Stored records ->

****

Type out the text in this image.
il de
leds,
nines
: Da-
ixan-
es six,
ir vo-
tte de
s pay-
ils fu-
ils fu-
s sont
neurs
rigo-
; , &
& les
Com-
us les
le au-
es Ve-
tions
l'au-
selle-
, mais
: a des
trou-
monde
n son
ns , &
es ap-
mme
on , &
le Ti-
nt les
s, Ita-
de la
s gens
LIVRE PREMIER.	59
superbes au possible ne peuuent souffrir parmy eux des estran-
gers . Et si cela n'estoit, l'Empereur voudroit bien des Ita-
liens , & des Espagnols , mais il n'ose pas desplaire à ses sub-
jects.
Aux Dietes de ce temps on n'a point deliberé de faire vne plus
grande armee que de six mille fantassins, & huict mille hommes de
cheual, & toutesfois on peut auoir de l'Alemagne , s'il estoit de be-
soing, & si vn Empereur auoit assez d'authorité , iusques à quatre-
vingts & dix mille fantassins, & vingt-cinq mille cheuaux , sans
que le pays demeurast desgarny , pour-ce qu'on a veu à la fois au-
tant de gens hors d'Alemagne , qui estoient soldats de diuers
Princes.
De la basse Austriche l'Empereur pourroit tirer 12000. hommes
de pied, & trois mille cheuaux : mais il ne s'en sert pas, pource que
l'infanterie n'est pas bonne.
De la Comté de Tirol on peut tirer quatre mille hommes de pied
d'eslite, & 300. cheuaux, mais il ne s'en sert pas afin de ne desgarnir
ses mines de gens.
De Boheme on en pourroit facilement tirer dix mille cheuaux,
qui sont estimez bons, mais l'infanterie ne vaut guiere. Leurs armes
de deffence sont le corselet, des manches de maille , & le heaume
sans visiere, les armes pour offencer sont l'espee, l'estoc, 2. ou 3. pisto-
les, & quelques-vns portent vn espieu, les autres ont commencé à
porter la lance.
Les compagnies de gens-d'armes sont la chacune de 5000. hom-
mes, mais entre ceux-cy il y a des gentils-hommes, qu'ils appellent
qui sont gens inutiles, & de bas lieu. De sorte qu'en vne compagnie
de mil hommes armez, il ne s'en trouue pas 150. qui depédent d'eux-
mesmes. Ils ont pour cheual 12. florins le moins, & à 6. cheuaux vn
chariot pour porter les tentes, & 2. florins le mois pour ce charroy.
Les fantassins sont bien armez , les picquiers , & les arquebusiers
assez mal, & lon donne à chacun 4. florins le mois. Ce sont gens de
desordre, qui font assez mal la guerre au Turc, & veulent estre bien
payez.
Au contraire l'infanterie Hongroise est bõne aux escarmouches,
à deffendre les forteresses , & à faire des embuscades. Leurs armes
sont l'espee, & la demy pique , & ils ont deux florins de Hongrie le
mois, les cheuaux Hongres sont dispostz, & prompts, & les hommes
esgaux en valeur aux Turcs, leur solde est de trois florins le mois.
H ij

****

What to produce -> Only the number is wanted: count the lines of the records that hold the word "hommes".

The answer -> 6